◆ WHAT TO WORK ON ◆
Go through the material and write it all out exactly, minus the pictures.

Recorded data

- - -

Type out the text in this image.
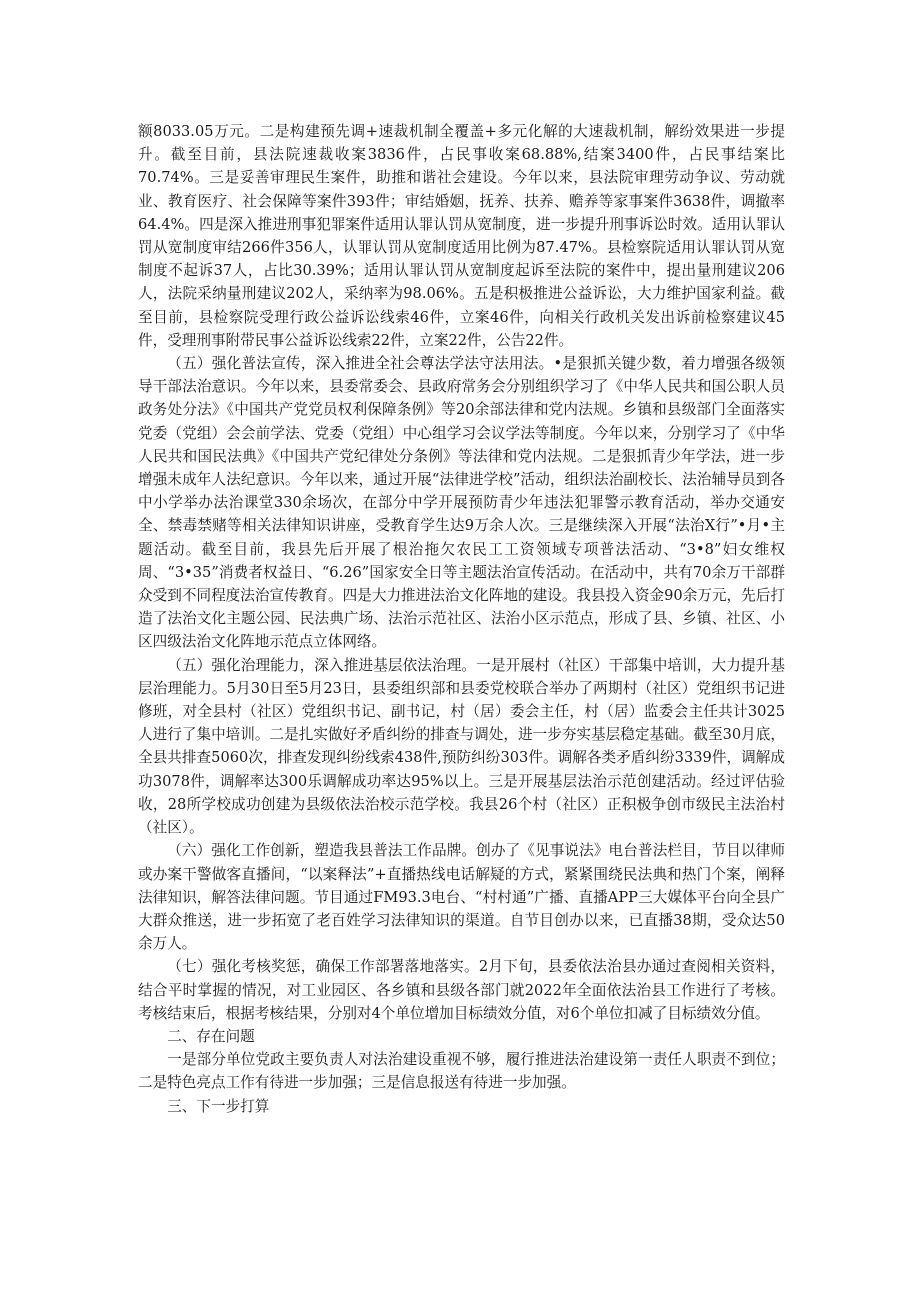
额8033.05万元。二是构建预先调+速裁机制全覆盖+多元化解的大速裁机制，解纷效果进一步提升。截至目前，县法院速裁收案3836件，占民事收案68.88%,结案3400件，占民事结案比70.74%。三是妥善审理民生案件，助推和谐社会建设。今年以来，县法院审理劳动争议、劳动就业、教育医疗、社会保障等案件393件；审结婚姻，抚养、扶养、赡养等家事案件3638件，调撤率64.4%。四是深入推进刑事犯罪案件适用认罪认罚从宽制度，进一步提升刑事诉讼时效。适用认罪认罚从宽制度审结266件356人，认罪认罚从宽制度适用比例为87.47%。县检察院适用认罪认罚从宽制度不起诉37人，占比30.39%；适用认罪认罚从宽制度起诉至法院的案件中，提出量刑建议206人，法院采纳量刑建议202人，采纳率为98.06%。五是积极推进公益诉讼，大力维护国家利益。截至目前，县检察院受理行政公益诉讼线索46件，立案46件，向相关行政机关发出诉前检察建议45件，受理刑事附带民事公益诉讼线索22件，立案22件，公告22件。

（五）强化普法宣传，深入推进全社会尊法学法守法用法。•是狠抓关键少数，着力增强各级领导干部法治意识。今年以来，县委常委会、县政府常务会分别组织学习了《中华人民共和国公职人员政务处分法》《中国共产党党员权利保障条例》等20余部法律和党内法规。乡镇和县级部门全面落实党委（党组）会会前学法、党委（党组）中心组学习会议学法等制度。今年以来，分别学习了《中华人民共和国民法典》《中国共产党纪律处分条例》等法律和党内法规。二是狠抓青少年学法，进一步增强未成年人法纪意识。今年以来，通过开展“法律进学校”活动，组织法治副校长、法治辅导员到各中小学举办法治课堂330余场次，在部分中学开展预防青少年违法犯罪警示教育活动，举办交通安全、禁毒禁赌等相关法律知识讲座，受教育学生达9万余人次。三是继续深入开展“法治X行”•月•主题活动。截至目前，我县先后开展了根治拖欠农民工工资领域专项普法活动、“3•8”妇女维权周、“3•35”消费者权益日、“6.26”国家安全日等主题法治宣传活动。在活动中，共有70余万干部群众受到不同程度法治宣传教育。四是大力推进法治文化阵地的建设。我县投入资金90余万元，先后打造了法治文化主题公园、民法典广场、法治示范社区、法治小区示范点，形成了县、乡镇、社区、小区四级法治文化阵地示范点立体网络。

（五）强化治理能力，深入推进基层依法治理。一是开展村（社区）干部集中培训，大力提升基层治理能力。5月30日至5月23日，县委组织部和县委党校联合举办了两期村（社区）党组织书记进修班，对全县村（社区）党组织书记、副书记，村（居）委会主任，村（居）监委会主任共计3025人进行了集中培训。二是扎实做好矛盾纠纷的排查与调处，进一步夯实基层稳定基础。截至30月底，全县共排查5060次，排查发现纠纷线索438件,预防纠纷303件。调解各类矛盾纠纷3339件，调解成功3078件，调解率达300乐调解成功率达95%以上。三是开展基层法治示范创建活动。经过评估验收，28所学校成功创建为县级依法治校示范学校。我县26个村（社区）正积极争创市级民主法治村（社区）。

（六）强化工作创新，塑造我县普法工作品牌。创办了《见事说法》电台普法栏目，节目以律师或办案干警做客直播间，“以案释法”+直播热线电话解疑的方式，紧紧围绕民法典和热门个案，阐释法律知识，解答法律问题。节目通过FM93.3电台、“村村通”广播、直播APP三大媒体平台向全县广大群众推送，进一步拓宽了老百姓学习法律知识的渠道。自节目创办以来，已直播38期，受众达50余万人。

（七）强化考核奖惩，确保工作部署落地落实。2月下旬，县委依法治县办通过查阅相关资料，结合平时掌握的情况，对工业园区、各乡镇和县级各部门就2022年全面依法治县工作进行了考核。考核结束后，根据考核结果，分别对4个单位增加目标绩效分值，对6个单位扣减了目标绩效分值。

二、存在问题

一是部分单位党政主要负责人对法治建设重视不够，履行推进法治建设第一责任人职责不到位；二是特色亮点工作有待进一步加强；三是信息报送有待进一步加强。

三、下一步打算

- - -

◆ WORKED SOLUTION ◆
Type out the text in this image.
额8033.05万元。二是构建预先调+速裁机制全覆盖+多元化解的大速裁机制，解纷效果进一步提升。截至目前，县法院速裁收案3836件，占民事收案68.88%,结案3400件，占民事结案比70.74%。三是妥善审理民生案件，助推和谐社会建设。今年以来，县法院审理劳动争议、劳动就业、教育医疗、社会保障等案件393件；审结婚姻，抚养、扶养、赡养等家事案件3638件，调撤率64.4%。四是深入推进刑事犯罪案件适用认罪认罚从宽制度，进一步提升刑事诉讼时效。适用认罪认罚从宽制度审结266件356人，认罪认罚从宽制度适用比例为87.47%。县检察院适用认罪认罚从宽制度不起诉37人，占比30.39%；适用认罪认罚从宽制度起诉至法院的案件中，提出量刑建议206人，法院采纳量刑建议202人，采纳率为98.06%。五是积极推进公益诉讼，大力维护国家利益。截至目前，县检察院受理行政公益诉讼线索46件，立案46件，向相关行政机关发出诉前检察建议45件，受理刑事附带民事公益诉讼线索22件，立案22件，公告22件。

（五）强化普法宣传，深入推进全社会尊法学法守法用法。•是狠抓关键少数，着力增强各级领导干部法治意识。今年以来，县委常委会、县政府常务会分别组织学习了《中华人民共和国公职人员政务处分法》《中国共产党党员权利保障条例》等20余部法律和党内法规。乡镇和县级部门全面落实党委（党组）会会前学法、党委（党组）中心组学习会议学法等制度。今年以来，分别学习了《中华人民共和国民法典》《中国共产党纪律处分条例》等法律和党内法规。二是狠抓青少年学法，进一步增强未成年人法纪意识。今年以来，通过开展“法律进学校”活动，组织法治副校长、法治辅导员到各中小学举办法治课堂330余场次，在部分中学开展预防青少年违法犯罪警示教育活动，举办交通安全、禁毒禁赌等相关法律知识讲座，受教育学生达9万余人次。三是继续深入开展“法治X行”•月•主题活动。截至目前，我县先后开展了根治拖欠农民工工资领域专项普法活动、“3•8”妇女维权周、“3•35”消费者权益日、“6.26”国家安全日等主题法治宣传活动。在活动中，共有70余万干部群众受到不同程度法治宣传教育。四是大力推进法治文化阵地的建设。我县投入资金90余万元，先后打造了法治文化主题公园、民法典广场、法治示范社区、法治小区示范点，形成了县、乡镇、社区、小区四级法治文化阵地示范点立体网络。

（五）强化治理能力，深入推进基层依法治理。一是开展村（社区）干部集中培训，大力提升基层治理能力。5月30日至5月23日，县委组织部和县委党校联合举办了两期村（社区）党组织书记进修班，对全县村（社区）党组织书记、副书记，村（居）委会主任，村（居）监委会主任共计3025人进行了集中培训。二是扎实做好矛盾纠纷的排查与调处，进一步夯实基层稳定基础。截至30月底，全县共排查5060次，排查发现纠纷线索438件,预防纠纷303件。调解各类矛盾纠纷3339件，调解成功3078件，调解率达300乐调解成功率达95%以上。三是开展基层法治示范创建活动。经过评估验收，28所学校成功创建为县级依法治校示范学校。我县26个村（社区）正积极争创市级民主法治村（社区）。

（六）强化工作创新，塑造我县普法工作品牌。创办了《见事说法》电台普法栏目，节目以律师或办案干警做客直播间，“以案释法”+直播热线电话解疑的方式，紧紧围绕民法典和热门个案，阐释法律知识，解答法律问题。节目通过FM93.3电台、“村村通”广播、直播APP三大媒体平台向全县广大群众推送，进一步拓宽了老百姓学习法律知识的渠道。自节目创办以来，已直播38期，受众达50余万人。

（七）强化考核奖惩，确保工作部署落地落实。2月下旬，县委依法治县办通过查阅相关资料，结合平时掌握的情况，对工业园区、各乡镇和县级各部门就2022年全面依法治县工作进行了考核。考核结束后，根据考核结果，分别对4个单位增加目标绩效分值，对6个单位扣减了目标绩效分值。

二、存在问题

一是部分单位党政主要负责人对法治建设重视不够，履行推进法治建设第一责任人职责不到位；二是特色亮点工作有待进一步加强；三是信息报送有待进一步加强。

三、下一步打算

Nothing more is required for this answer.